(Goal)
Repeat the listing below in full, exactly as it stands.

Begin Data provided

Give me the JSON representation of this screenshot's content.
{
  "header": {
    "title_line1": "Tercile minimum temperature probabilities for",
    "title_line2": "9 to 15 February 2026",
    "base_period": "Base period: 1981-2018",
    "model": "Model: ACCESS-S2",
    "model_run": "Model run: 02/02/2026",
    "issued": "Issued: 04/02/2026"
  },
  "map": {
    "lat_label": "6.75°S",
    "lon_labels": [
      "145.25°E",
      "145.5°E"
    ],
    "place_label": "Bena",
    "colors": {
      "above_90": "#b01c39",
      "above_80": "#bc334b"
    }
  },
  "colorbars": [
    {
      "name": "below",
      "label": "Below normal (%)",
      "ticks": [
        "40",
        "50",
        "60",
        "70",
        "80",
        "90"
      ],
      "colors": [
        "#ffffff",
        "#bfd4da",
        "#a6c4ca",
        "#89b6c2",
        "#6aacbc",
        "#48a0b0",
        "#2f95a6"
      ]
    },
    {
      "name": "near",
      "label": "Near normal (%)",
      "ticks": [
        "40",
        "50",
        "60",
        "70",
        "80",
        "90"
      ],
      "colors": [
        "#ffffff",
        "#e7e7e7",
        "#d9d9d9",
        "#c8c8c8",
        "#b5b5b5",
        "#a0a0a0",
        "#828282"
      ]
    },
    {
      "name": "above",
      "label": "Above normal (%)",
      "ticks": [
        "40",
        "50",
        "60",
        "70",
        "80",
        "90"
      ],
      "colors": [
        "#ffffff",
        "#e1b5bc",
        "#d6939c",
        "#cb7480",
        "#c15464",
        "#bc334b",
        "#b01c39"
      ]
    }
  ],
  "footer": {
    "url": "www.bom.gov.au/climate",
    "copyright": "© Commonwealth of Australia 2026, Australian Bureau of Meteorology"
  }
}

End Data provided

(Solution for this task)
Give me the JSON representation of this screenshot's content.
{
  "header": {
    "title_line1": "Tercile minimum temperature probabilities for",
    "title_line2": "9 to 15 February 2026",
    "base_period": "Base period: 1981-2018",
    "model": "Model: ACCESS-S2",
    "model_run": "Model run: 02/02/2026",
    "issued": "Issued: 04/02/2026"
  },
  "map": {
    "lat_label": "6.75°S",
    "lon_labels": [
      "145.25°E",
      "145.5°E"
    ],
    "place_label": "Bena",
    "colors": {
      "above_90": "#b01c39",
      "above_80": "#bc334b"
    }
  },
  "colorbars": [
    {
      "name": "below",
      "label": "Below normal (%)",
      "ticks": [
        "40",
        "50",
        "60",
        "70",
        "80",
        "90"
      ],
      "colors": [
        "#ffffff",
        "#bfd4da",
        "#a6c4ca",
        "#89b6c2",
        "#6aacbc",
        "#48a0b0",
        "#2f95a6"
      ]
    },
    {
      "name": "near",
      "label": "Near normal (%)",
      "ticks": [
        "40",
        "50",
        "60",
        "70",
        "80",
        "90"
      ],
      "colors": [
        "#ffffff",
        "#e7e7e7",
        "#d9d9d9",
        "#c8c8c8",
        "#b5b5b5",
        "#a0a0a0",
        "#828282"
      ]
    },
    {
      "name": "above",
      "label": "Above normal (%)",
      "ticks": [
        "40",
        "50",
        "60",
        "70",
        "80",
        "90"
      ],
      "colors": [
        "#ffffff",
        "#e1b5bc",
        "#d6939c",
        "#cb7480",
        "#c15464",
        "#bc334b",
        "#b01c39"
      ]
    }
  ],
  "footer": {
    "url": "www.bom.gov.au/climate",
    "copyright": "© Commonwealth of Australia 2026, Australian Bureau of Meteorology"
  }
}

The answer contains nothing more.